[Data excerpts]
## Start

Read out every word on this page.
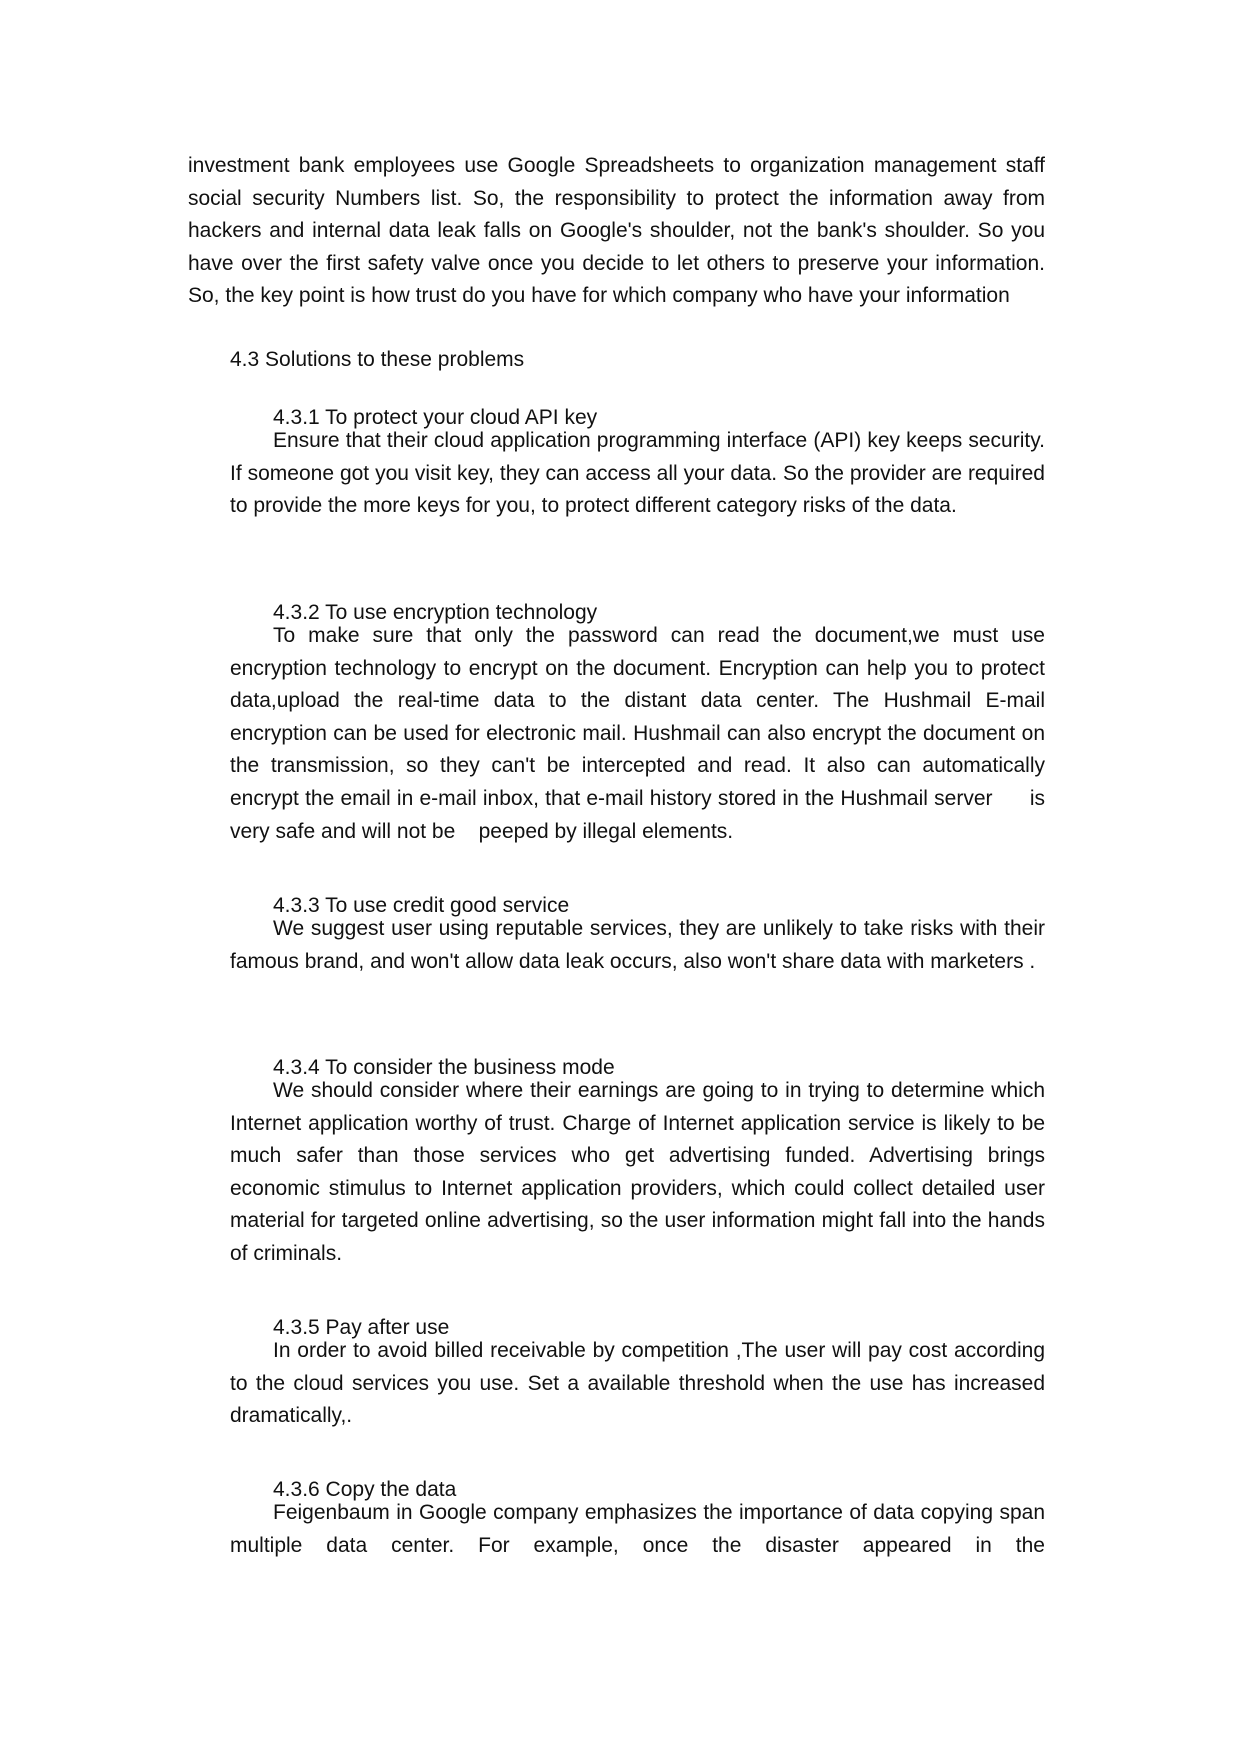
investment bank employees use Google Spreadsheets to organization management staff social security Numbers list. So, the responsibility to protect the information away from hackers and internal data leak falls on Google's shoulder, not the bank's shoulder. So you have over the first safety valve once you decide to let others to preserve your information. So, the key point is how trust do you have for which company who have your information

4.3 Solutions to these problems
4.3.1 To protect your cloud API key

Ensure that their cloud application programming interface (API) key keeps security. If someone got you visit key, they can access all your data. So the provider are required to provide the more keys for you, to protect different category risks of the data.

4.3.2 To use encryption technology

To make sure that only the password can read the document,we must use encryption technology to encrypt on the document. Encryption can help you to protect data,upload the real-time data to the distant data center. The Hushmail E-mail encryption can be used for electronic mail. Hushmail can also encrypt the document on the transmission, so they can't be intercepted and read. It also can automatically encrypt the email in e-mail inbox, that e-mail history stored in the Hushmail server      is very safe and will not be    peeped by illegal elements.

4.3.3 To use credit good service

We suggest user using reputable services, they are unlikely to take risks with their famous brand, and won't allow data leak occurs, also won't share data with marketers .

4.3.4 To consider the business mode

We should consider where their earnings are going to in trying to determine which Internet application worthy of trust. Charge of Internet application service is likely to be much safer than those services who get advertising funded. Advertising brings economic stimulus to Internet application providers, which could collect detailed user material for targeted online advertising, so the user information might fall into the hands of criminals.

4.3.5 Pay after use

In order to avoid billed receivable by competition ,The user will pay cost according to the cloud services you use. Set a available threshold when the use has increased dramatically,.

4.3.6 Copy the data

Feigenbaum in Google company emphasizes the importance of data copying span multiple data center. For example, once the disaster appeared in the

## End

- Goal
All of the data above should be transcribed verbatim, with pictures omitted.

- Response
Read out every word on this page.
investment bank employees use Google Spreadsheets to organization management staff social security Numbers list. So, the responsibility to protect the information away from hackers and internal data leak falls on Google's shoulder, not the bank's shoulder. So you have over the first safety valve once you decide to let others to preserve your information. So, the key point is how trust do you have for which company who have your information

4.3 Solutions to these problems
4.3.1 To protect your cloud API key

Ensure that their cloud application programming interface (API) key keeps security. If someone got you visit key, they can access all your data. So the provider are required to provide the more keys for you, to protect different category risks of the data.

4.3.2 To use encryption technology

To make sure that only the password can read the document,we must use encryption technology to encrypt on the document. Encryption can help you to protect data,upload the real-time data to the distant data center. The Hushmail E-mail encryption can be used for electronic mail. Hushmail can also encrypt the document on the transmission, so they can't be intercepted and read. It also can automatically encrypt the email in e-mail inbox, that e-mail history stored in the Hushmail server      is very safe and will not be    peeped by illegal elements.

4.3.3 To use credit good service

We suggest user using reputable services, they are unlikely to take risks with their famous brand, and won't allow data leak occurs, also won't share data with marketers .

4.3.4 To consider the business mode

We should consider where their earnings are going to in trying to determine which Internet application worthy of trust. Charge of Internet application service is likely to be much safer than those services who get advertising funded. Advertising brings economic stimulus to Internet application providers, which could collect detailed user material for targeted online advertising, so the user information might fall into the hands of criminals.

4.3.5 Pay after use

In order to avoid billed receivable by competition ,The user will pay cost according to the cloud services you use. Set a available threshold when the use has increased dramatically,.

4.3.6 Copy the data

Feigenbaum in Google company emphasizes the importance of data copying span multiple data center. For example, once the disaster appeared in the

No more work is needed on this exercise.